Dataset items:
▼▼▼

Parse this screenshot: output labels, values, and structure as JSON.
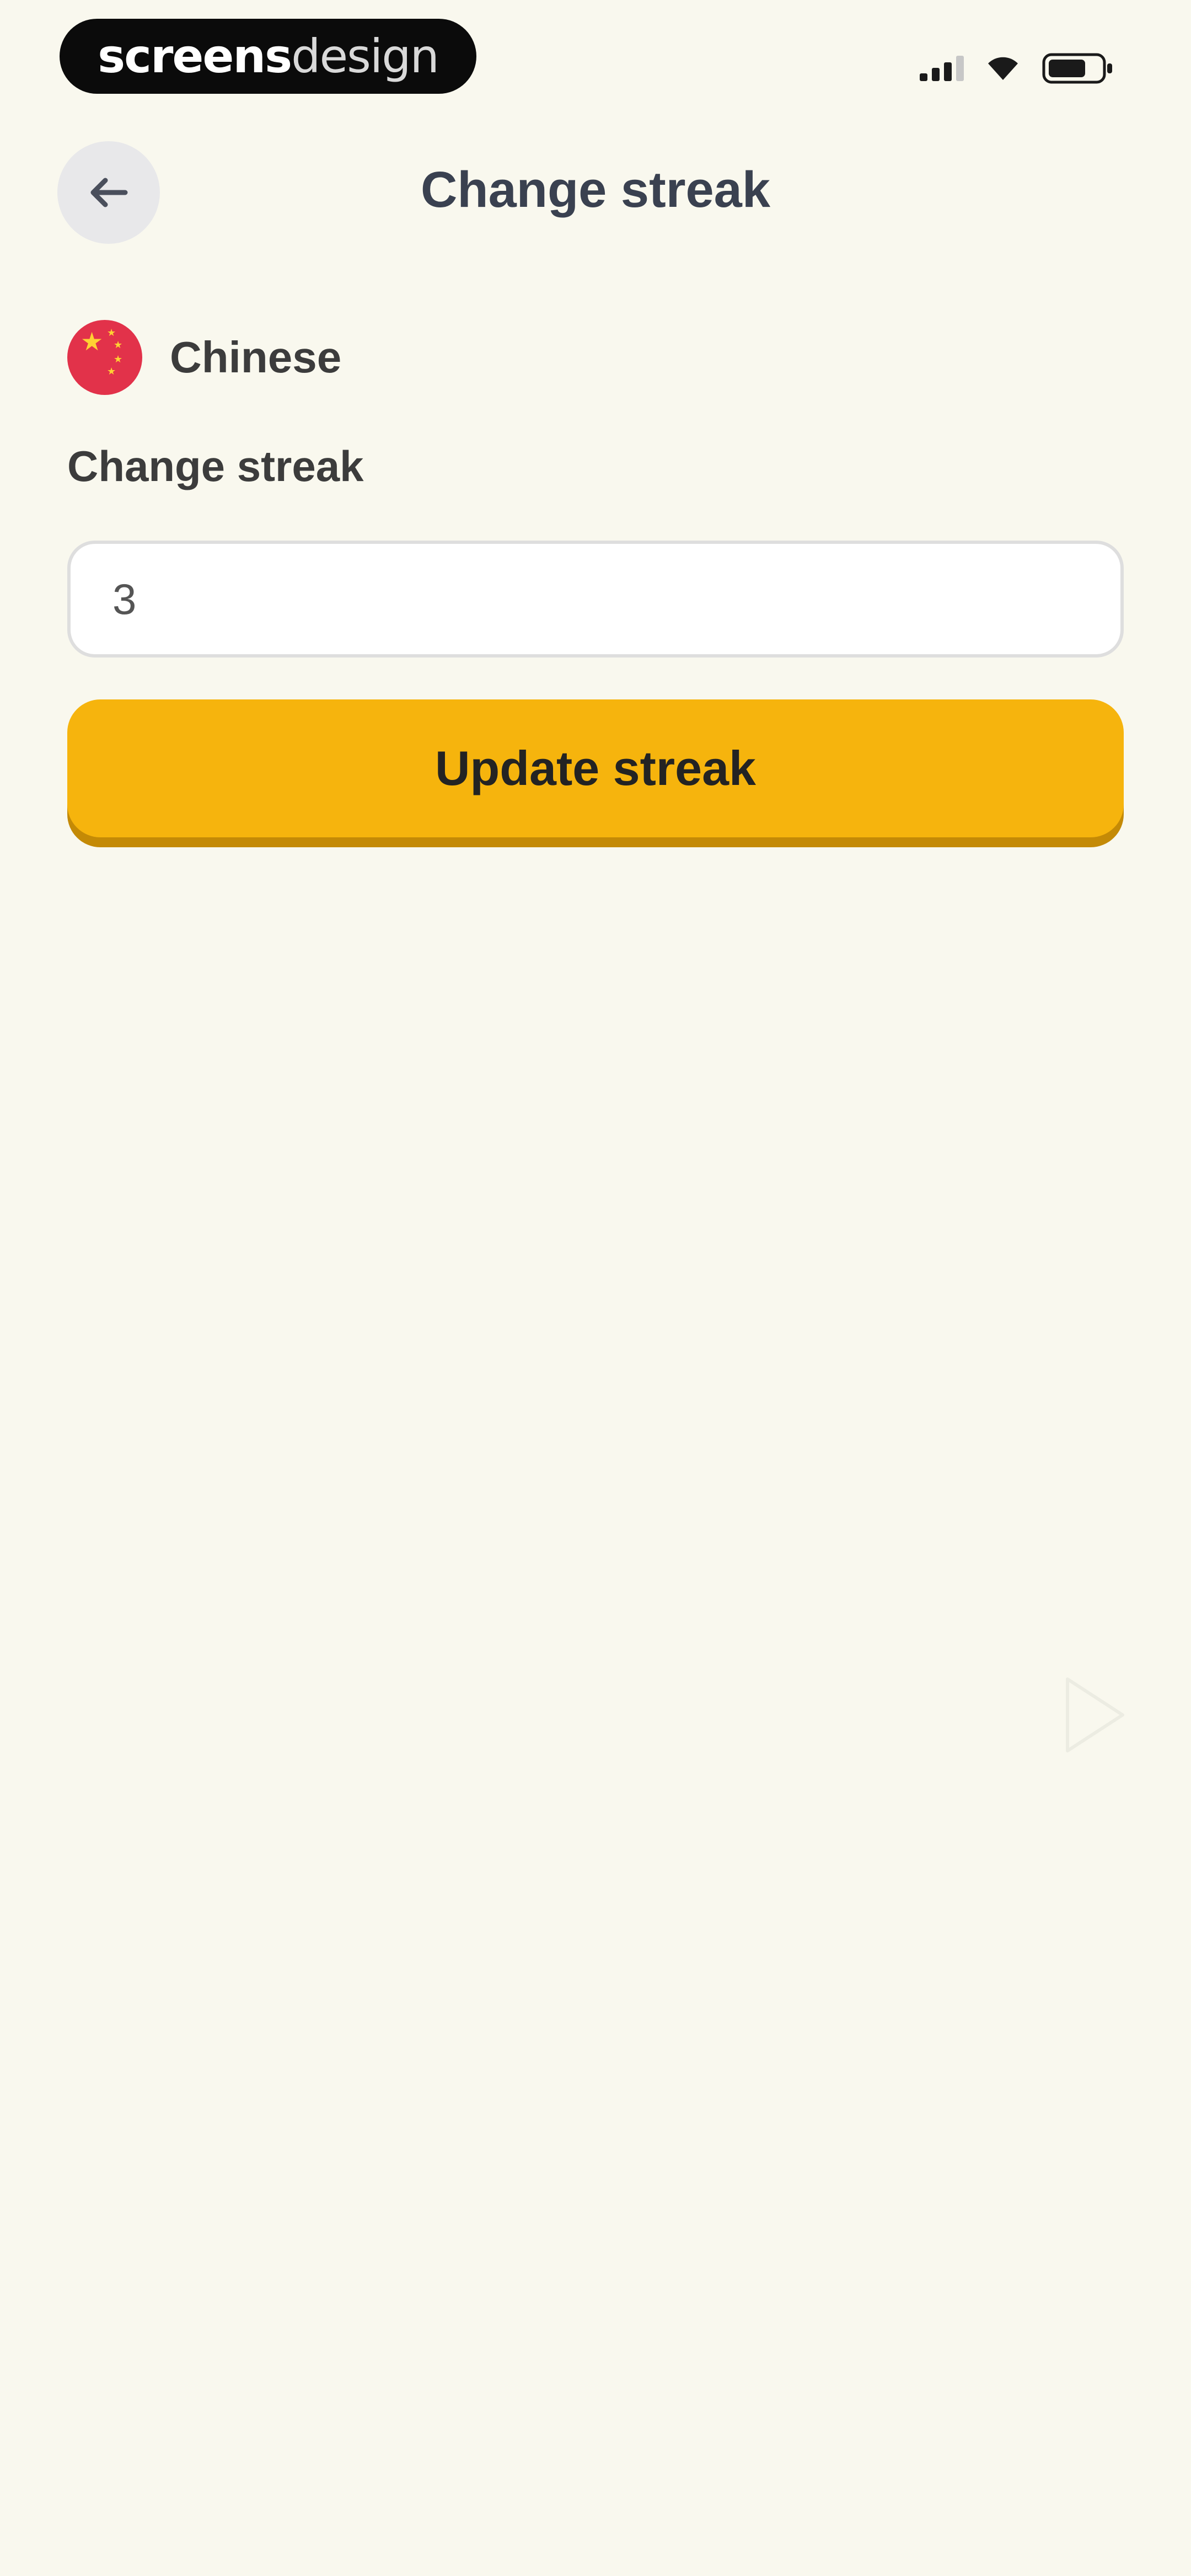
{
  "watermark": {
    "brand_bold": "screens",
    "brand_light": "design"
  },
  "header": {
    "title": "Change streak",
    "back_icon": "arrow-left-icon"
  },
  "language": {
    "name": "Chinese",
    "flag_icon": "china-flag-icon"
  },
  "streak_field": {
    "label": "Change streak",
    "value": "3"
  },
  "actions": {
    "update_label": "Update streak"
  },
  "colors": {
    "background": "#f9f8ee",
    "accent": "#f6b40d",
    "accent_shadow": "#c48a06",
    "title_text": "#3a4150",
    "flag_red": "#e2324a"
  }
}
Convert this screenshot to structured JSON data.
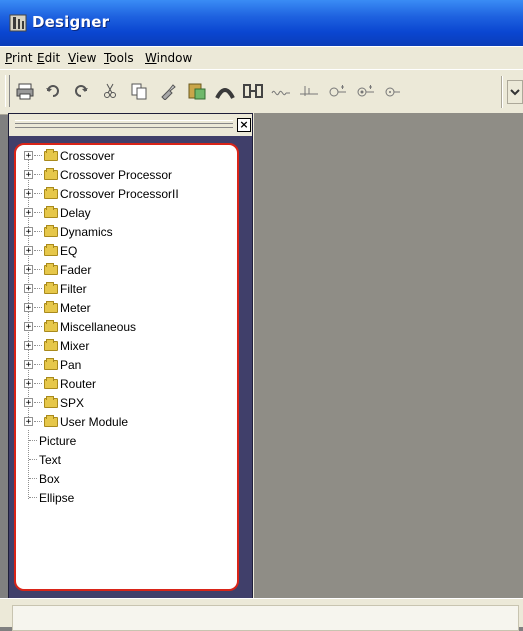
{
  "window": {
    "title": "Designer"
  },
  "menubar": {
    "items": [
      {
        "label": "rint",
        "accel": "P"
      },
      {
        "label": "dit",
        "accel": "E"
      },
      {
        "label": "iew",
        "accel": "V"
      },
      {
        "label": "ools",
        "accel": "T"
      },
      {
        "label": "indow",
        "accel": "W"
      }
    ]
  },
  "toolbar": {
    "buttons": [
      "print-icon",
      "undo-icon",
      "redo-icon",
      "cut-icon",
      "copy-icon",
      "paint-icon",
      "paste-icon",
      "arc-icon",
      "link-icon",
      "meter-icon",
      "fader-icon",
      "filter-icon",
      "eq-icon",
      "dial-icon",
      "dropdown-icon"
    ]
  },
  "panel": {
    "close_label": "×"
  },
  "tree": {
    "folders": [
      "Crossover",
      "Crossover Processor",
      "Crossover ProcessorII",
      "Delay",
      "Dynamics",
      "EQ",
      "Fader",
      "Filter",
      "Meter",
      "Miscellaneous",
      "Mixer",
      "Pan",
      "Router",
      "SPX",
      "User Module"
    ],
    "leaves": [
      "Picture",
      "Text",
      "Box",
      "Ellipse"
    ]
  },
  "colors": {
    "titlebar": "#0a46d1",
    "panel_bg": "#403f6a",
    "tree_border": "#d92418",
    "canvas": "#8f8d86"
  }
}
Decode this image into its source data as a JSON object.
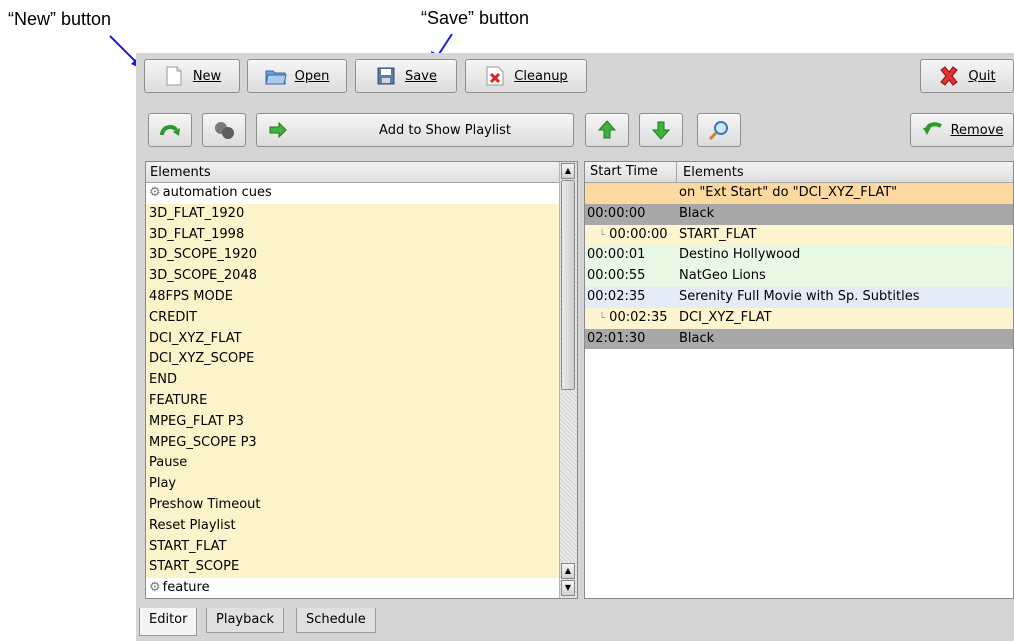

▲▲▲

Exercise requirements:
The listing above needs to be output again exactly. Don't include the pictures.

Response to the task:
Parse this screenshot: output labels, values, and structure as JSON.
{
  "watermark": {
    "brand_bold": "screens",
    "brand_light": "design"
  },
  "header": {
    "title": "Change streak",
    "back_icon": "arrow-left-icon"
  },
  "language": {
    "name": "Chinese",
    "flag_icon": "china-flag-icon"
  },
  "streak_field": {
    "label": "Change streak",
    "value": "3"
  },
  "actions": {
    "update_label": "Update streak"
  },
  "colors": {
    "background": "#f9f8ee",
    "accent": "#f6b40d",
    "accent_shadow": "#c48a06",
    "title_text": "#3a4150",
    "flag_red": "#e2324a"
  }
}
Convert this screenshot to structured JSON data.
{
  "window": {
    "title": "Designer"
  },
  "menubar": {
    "items": [
      {
        "label": "rint",
        "accel": "P"
      },
      {
        "label": "dit",
        "accel": "E"
      },
      {
        "label": "iew",
        "accel": "V"
      },
      {
        "label": "ools",
        "accel": "T"
      },
      {
        "label": "indow",
        "accel": "W"
      }
    ]
  },
  "toolbar": {
    "buttons": [
      "print-icon",
      "undo-icon",
      "redo-icon",
      "cut-icon",
      "copy-icon",
      "paint-icon",
      "paste-icon",
      "arc-icon",
      "link-icon",
      "meter-icon",
      "fader-icon",
      "filter-icon",
      "eq-icon",
      "dial-icon",
      "dropdown-icon"
    ]
  },
  "panel": {
    "close_label": "×"
  },
  "tree": {
    "folders": [
      "Crossover",
      "Crossover Processor",
      "Crossover ProcessorII",
      "Delay",
      "Dynamics",
      "EQ",
      "Fader",
      "Filter",
      "Meter",
      "Miscellaneous",
      "Mixer",
      "Pan",
      "Router",
      "SPX",
      "User Module"
    ],
    "leaves": [
      "Picture",
      "Text",
      "Box",
      "Ellipse"
    ]
  },
  "colors": {
    "titlebar": "#0a46d1",
    "panel_bg": "#403f6a",
    "tree_border": "#d92418",
    "canvas": "#8f8d86"
  }
}
Decode this image into its source data as a JSON object.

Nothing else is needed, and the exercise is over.